→ **Exercise instructions**
Quote the records beneath, complete and exact. Leave out images.

** START OF Available records **

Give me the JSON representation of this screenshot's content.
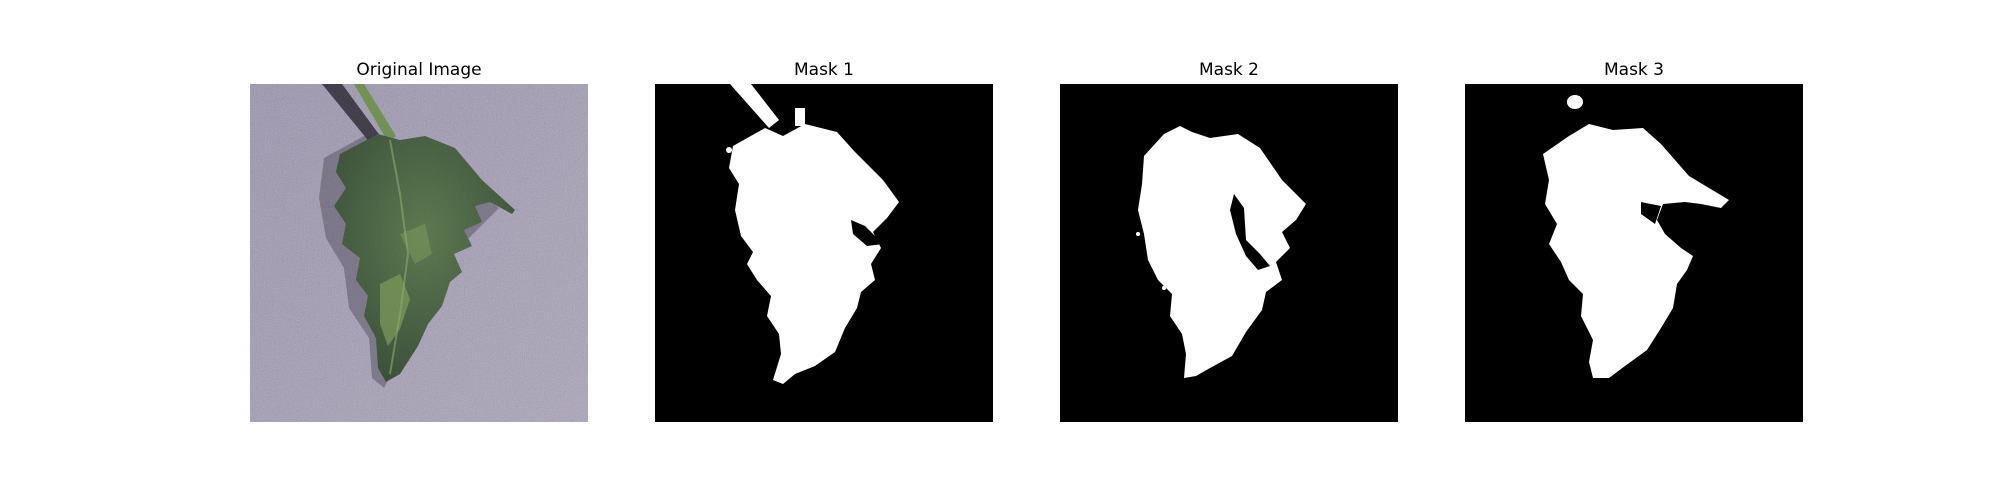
{
  "figure": {
    "panels": [
      {
        "title": "Original Image",
        "kind": "photo"
      },
      {
        "title": "Mask 1",
        "kind": "mask"
      },
      {
        "title": "Mask 2",
        "kind": "mask"
      },
      {
        "title": "Mask 3",
        "kind": "mask"
      }
    ]
  },
  "colors": {
    "mask_background": "#000000",
    "mask_foreground": "#ffffff",
    "backdrop": "#8e8aa3",
    "leaf": "#3f5b3a",
    "leaf_highlight": "#7c9a55",
    "stem": "#6d8f4f",
    "shadow": "#2a2633"
  }
}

** END OF Available records **

→ **Task response**
Give me the JSON representation of this screenshot's content.
{
  "figure": {
    "panels": [
      {
        "title": "Original Image",
        "kind": "photo"
      },
      {
        "title": "Mask 1",
        "kind": "mask"
      },
      {
        "title": "Mask 2",
        "kind": "mask"
      },
      {
        "title": "Mask 3",
        "kind": "mask"
      }
    ]
  },
  "colors": {
    "mask_background": "#000000",
    "mask_foreground": "#ffffff",
    "backdrop": "#8e8aa3",
    "leaf": "#3f5b3a",
    "leaf_highlight": "#7c9a55",
    "stem": "#6d8f4f",
    "shadow": "#2a2633"
  }
}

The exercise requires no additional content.